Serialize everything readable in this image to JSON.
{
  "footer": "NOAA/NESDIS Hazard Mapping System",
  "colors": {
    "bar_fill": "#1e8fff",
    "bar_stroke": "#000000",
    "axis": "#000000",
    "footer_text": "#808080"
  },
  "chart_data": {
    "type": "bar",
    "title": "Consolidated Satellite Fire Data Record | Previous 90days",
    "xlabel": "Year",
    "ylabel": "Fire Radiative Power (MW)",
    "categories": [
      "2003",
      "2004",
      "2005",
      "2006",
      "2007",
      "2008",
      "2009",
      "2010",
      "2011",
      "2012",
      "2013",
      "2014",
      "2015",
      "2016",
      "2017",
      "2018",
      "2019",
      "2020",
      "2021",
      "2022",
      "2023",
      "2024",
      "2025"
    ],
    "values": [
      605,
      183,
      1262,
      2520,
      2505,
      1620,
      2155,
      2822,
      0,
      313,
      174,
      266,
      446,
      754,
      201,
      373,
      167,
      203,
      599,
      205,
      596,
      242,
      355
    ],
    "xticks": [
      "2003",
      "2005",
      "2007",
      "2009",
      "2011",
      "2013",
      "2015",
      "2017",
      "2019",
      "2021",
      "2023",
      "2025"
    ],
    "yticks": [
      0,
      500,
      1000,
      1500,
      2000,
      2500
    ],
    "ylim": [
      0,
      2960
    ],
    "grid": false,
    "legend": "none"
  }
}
════════
→ **Task to carry out**
Quote all the records exactly, please, leaving none out.

→ **Final result**
Serialize everything readable in this image to JSON.
{
  "footer": "NOAA/NESDIS Hazard Mapping System",
  "colors": {
    "bar_fill": "#1e8fff",
    "bar_stroke": "#000000",
    "axis": "#000000",
    "footer_text": "#808080"
  },
  "chart_data": {
    "type": "bar",
    "title": "Consolidated Satellite Fire Data Record | Previous 90days",
    "xlabel": "Year",
    "ylabel": "Fire Radiative Power (MW)",
    "categories": [
      "2003",
      "2004",
      "2005",
      "2006",
      "2007",
      "2008",
      "2009",
      "2010",
      "2011",
      "2012",
      "2013",
      "2014",
      "2015",
      "2016",
      "2017",
      "2018",
      "2019",
      "2020",
      "2021",
      "2022",
      "2023",
      "2024",
      "2025"
    ],
    "values": [
      605,
      183,
      1262,
      2520,
      2505,
      1620,
      2155,
      2822,
      0,
      313,
      174,
      266,
      446,
      754,
      201,
      373,
      167,
      203,
      599,
      205,
      596,
      242,
      355
    ],
    "xticks": [
      "2003",
      "2005",
      "2007",
      "2009",
      "2011",
      "2013",
      "2015",
      "2017",
      "2019",
      "2021",
      "2023",
      "2025"
    ],
    "yticks": [
      0,
      500,
      1000,
      1500,
      2000,
      2500
    ],
    "ylim": [
      0,
      2960
    ],
    "grid": false,
    "legend": "none"
  }
}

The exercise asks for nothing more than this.